Problem to work on: Pick out every line that holds the string "productos" and copy it.

## start Data records

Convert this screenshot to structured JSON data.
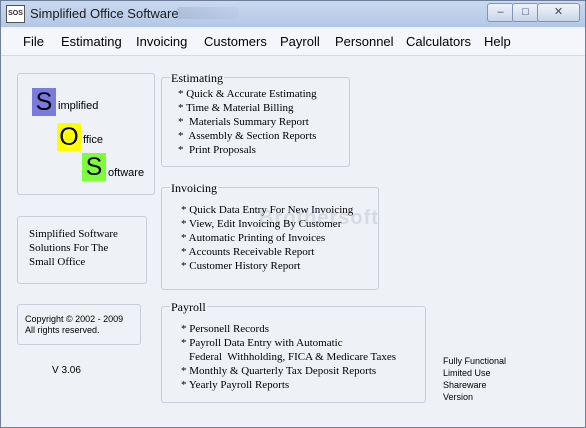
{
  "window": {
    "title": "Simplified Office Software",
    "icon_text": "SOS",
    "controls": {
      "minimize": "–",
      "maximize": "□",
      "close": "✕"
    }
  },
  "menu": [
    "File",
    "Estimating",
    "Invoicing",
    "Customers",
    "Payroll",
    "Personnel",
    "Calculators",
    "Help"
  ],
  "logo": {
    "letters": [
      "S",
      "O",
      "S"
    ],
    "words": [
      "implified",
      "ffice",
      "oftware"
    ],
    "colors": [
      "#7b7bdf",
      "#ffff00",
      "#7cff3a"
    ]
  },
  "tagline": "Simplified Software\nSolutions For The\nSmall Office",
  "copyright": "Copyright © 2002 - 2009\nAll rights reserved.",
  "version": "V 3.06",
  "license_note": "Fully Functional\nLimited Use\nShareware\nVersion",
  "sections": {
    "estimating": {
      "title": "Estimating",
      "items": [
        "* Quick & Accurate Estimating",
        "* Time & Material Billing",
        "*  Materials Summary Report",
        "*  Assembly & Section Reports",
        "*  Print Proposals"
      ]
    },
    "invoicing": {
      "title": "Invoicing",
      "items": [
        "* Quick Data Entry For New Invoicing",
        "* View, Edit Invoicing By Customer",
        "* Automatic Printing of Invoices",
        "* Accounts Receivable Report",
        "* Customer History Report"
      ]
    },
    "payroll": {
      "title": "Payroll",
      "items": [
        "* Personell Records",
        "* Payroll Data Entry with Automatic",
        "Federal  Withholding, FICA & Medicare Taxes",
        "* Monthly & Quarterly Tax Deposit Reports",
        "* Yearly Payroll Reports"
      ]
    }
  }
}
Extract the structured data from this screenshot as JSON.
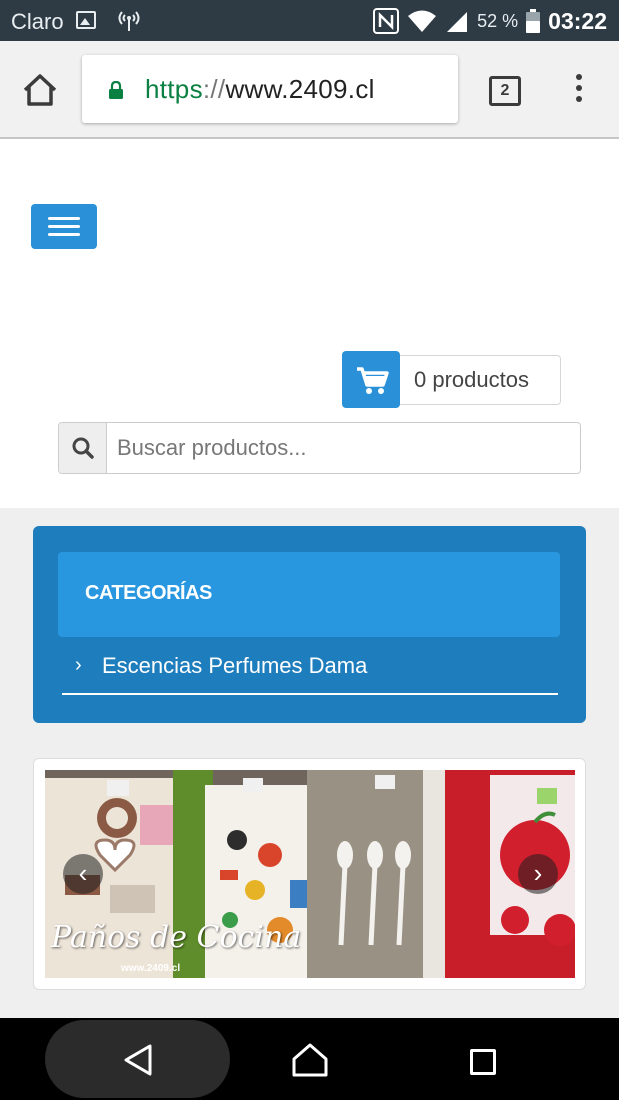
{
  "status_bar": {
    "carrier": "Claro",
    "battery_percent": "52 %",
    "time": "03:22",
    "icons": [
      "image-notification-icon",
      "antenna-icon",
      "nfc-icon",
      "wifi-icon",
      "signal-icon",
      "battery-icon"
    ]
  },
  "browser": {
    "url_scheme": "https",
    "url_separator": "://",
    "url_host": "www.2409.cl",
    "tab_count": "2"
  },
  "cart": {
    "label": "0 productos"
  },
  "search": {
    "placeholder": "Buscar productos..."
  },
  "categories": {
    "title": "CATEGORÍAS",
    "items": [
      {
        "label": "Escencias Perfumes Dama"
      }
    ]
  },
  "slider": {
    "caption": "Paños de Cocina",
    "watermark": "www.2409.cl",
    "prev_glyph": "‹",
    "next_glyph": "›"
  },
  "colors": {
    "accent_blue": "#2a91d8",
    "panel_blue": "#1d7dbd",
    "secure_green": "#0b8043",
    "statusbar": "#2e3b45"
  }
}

## end Data records

Final answer:
    "label": "0 productos"
    "placeholder": "Buscar productos..."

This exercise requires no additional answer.